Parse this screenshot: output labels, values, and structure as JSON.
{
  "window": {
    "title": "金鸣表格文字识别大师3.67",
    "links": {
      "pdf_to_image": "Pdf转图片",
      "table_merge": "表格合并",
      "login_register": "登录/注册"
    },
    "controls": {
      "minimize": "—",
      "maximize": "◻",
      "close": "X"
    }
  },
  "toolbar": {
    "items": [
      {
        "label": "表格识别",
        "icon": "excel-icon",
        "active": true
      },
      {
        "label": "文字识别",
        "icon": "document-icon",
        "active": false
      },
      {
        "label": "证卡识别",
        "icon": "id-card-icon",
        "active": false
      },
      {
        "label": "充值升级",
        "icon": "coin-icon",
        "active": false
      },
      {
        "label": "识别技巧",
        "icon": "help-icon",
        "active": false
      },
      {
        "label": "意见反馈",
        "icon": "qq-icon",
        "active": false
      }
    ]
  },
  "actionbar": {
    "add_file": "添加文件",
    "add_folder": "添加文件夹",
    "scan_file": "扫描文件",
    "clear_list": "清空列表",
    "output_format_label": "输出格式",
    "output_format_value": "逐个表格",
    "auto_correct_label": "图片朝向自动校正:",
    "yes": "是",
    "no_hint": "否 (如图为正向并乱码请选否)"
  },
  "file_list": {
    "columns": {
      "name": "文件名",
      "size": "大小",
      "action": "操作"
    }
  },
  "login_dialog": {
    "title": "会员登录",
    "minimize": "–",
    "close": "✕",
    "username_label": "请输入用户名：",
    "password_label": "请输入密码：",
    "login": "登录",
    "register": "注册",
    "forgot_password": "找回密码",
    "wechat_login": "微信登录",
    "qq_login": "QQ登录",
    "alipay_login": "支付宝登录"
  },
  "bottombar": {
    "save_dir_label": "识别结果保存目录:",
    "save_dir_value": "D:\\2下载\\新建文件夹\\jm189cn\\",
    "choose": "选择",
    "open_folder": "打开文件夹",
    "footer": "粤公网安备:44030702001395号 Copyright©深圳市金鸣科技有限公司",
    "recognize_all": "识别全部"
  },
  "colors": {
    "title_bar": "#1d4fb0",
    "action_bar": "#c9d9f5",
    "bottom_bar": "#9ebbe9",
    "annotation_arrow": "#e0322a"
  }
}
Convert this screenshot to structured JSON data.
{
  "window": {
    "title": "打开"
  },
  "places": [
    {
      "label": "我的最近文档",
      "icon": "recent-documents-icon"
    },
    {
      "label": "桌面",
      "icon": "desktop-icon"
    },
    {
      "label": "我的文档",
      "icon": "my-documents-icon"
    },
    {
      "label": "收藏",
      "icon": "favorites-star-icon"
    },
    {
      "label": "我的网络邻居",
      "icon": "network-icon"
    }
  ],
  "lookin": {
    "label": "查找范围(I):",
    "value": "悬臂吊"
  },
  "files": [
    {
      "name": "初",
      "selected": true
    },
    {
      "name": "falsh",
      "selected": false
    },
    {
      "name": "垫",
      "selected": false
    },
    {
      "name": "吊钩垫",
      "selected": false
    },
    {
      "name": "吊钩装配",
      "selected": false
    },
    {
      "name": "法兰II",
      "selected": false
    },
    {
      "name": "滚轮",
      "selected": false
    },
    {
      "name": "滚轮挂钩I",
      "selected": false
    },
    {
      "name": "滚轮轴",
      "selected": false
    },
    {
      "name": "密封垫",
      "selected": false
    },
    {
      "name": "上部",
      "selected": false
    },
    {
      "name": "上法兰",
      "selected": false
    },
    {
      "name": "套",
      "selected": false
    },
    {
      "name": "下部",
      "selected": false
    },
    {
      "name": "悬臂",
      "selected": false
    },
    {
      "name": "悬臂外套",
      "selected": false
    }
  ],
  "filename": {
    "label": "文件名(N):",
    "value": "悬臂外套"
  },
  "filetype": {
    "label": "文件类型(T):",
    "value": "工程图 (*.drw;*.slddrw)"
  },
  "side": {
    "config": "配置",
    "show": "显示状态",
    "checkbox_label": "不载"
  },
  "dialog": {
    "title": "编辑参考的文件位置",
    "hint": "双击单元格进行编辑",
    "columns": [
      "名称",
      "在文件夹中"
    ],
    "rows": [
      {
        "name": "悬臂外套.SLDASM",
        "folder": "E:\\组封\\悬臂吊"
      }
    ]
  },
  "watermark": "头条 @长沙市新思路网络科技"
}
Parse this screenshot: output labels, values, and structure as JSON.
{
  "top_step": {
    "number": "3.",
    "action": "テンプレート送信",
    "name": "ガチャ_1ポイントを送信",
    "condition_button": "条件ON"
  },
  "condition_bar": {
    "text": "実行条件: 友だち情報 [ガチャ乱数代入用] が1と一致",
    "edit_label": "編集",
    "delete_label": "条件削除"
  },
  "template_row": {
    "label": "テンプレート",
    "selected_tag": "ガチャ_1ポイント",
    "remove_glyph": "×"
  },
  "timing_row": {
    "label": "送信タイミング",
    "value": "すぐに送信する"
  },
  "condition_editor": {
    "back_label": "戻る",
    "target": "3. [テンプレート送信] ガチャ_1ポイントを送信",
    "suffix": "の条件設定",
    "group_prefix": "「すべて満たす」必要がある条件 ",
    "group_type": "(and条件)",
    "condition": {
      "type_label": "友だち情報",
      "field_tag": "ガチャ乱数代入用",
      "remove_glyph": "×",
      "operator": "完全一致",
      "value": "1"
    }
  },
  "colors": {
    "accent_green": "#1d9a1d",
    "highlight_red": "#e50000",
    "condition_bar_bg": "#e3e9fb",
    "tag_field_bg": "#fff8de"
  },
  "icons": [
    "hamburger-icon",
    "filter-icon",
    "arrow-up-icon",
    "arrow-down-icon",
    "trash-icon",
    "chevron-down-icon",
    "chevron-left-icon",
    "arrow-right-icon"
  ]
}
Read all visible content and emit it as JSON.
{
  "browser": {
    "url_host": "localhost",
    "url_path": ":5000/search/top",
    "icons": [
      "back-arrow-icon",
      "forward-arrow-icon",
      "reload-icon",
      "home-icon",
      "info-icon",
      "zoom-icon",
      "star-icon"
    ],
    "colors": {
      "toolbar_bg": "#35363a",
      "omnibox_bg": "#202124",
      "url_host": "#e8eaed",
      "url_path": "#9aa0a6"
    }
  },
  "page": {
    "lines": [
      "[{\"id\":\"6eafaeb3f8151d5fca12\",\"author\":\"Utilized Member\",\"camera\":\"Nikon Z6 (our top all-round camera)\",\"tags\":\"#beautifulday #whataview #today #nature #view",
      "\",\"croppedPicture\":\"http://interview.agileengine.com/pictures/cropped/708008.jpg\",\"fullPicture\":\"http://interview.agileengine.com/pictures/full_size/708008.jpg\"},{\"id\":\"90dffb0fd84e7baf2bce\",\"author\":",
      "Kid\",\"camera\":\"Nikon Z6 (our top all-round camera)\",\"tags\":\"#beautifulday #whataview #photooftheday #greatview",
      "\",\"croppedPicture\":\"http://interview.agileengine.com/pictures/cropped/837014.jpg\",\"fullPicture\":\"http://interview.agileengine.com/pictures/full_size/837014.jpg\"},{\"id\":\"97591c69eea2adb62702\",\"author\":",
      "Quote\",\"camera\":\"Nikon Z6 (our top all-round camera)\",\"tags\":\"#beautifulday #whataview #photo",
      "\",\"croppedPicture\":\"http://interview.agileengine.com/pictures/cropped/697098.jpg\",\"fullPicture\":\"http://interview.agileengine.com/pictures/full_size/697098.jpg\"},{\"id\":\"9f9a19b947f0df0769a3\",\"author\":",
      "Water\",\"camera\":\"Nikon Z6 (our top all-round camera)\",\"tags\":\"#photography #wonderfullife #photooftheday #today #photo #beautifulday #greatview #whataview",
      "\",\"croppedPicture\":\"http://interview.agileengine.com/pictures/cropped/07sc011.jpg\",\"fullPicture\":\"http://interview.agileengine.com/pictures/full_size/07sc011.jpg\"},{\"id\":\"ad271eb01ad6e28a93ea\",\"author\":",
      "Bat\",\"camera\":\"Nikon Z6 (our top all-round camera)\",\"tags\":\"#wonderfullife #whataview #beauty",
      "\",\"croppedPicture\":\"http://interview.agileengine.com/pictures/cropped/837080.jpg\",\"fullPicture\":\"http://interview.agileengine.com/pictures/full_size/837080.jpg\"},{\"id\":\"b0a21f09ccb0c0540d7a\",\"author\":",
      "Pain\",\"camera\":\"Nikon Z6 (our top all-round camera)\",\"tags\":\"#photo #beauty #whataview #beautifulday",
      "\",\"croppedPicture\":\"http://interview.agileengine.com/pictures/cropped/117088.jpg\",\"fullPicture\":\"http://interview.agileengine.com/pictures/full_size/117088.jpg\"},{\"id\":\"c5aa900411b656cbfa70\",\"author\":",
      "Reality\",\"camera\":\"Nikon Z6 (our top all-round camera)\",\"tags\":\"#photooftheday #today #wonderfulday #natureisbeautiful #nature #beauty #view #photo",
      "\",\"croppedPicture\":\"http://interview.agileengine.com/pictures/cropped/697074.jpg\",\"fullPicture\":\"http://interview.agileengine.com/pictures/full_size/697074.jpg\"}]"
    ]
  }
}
# # # #
▶ _Problem statement_: Scan the data above and copy every line with "nature" in it.

▶ _Result below_:
      "[{\"id\":\"6eafaeb3f8151d5fca12\",\"author\":\"Utilized Member\",\"camera\":\"Nikon Z6 (our top all-round camera)\",\"tags\":\"#beautifulday #whataview #today #nature #view",
      "Reality\",\"camera\":\"Nikon Z6 (our top all-round camera)\",\"tags\":\"#photooftheday #today #wonderfulday #natureisbeautiful #nature #beauty #view #photo",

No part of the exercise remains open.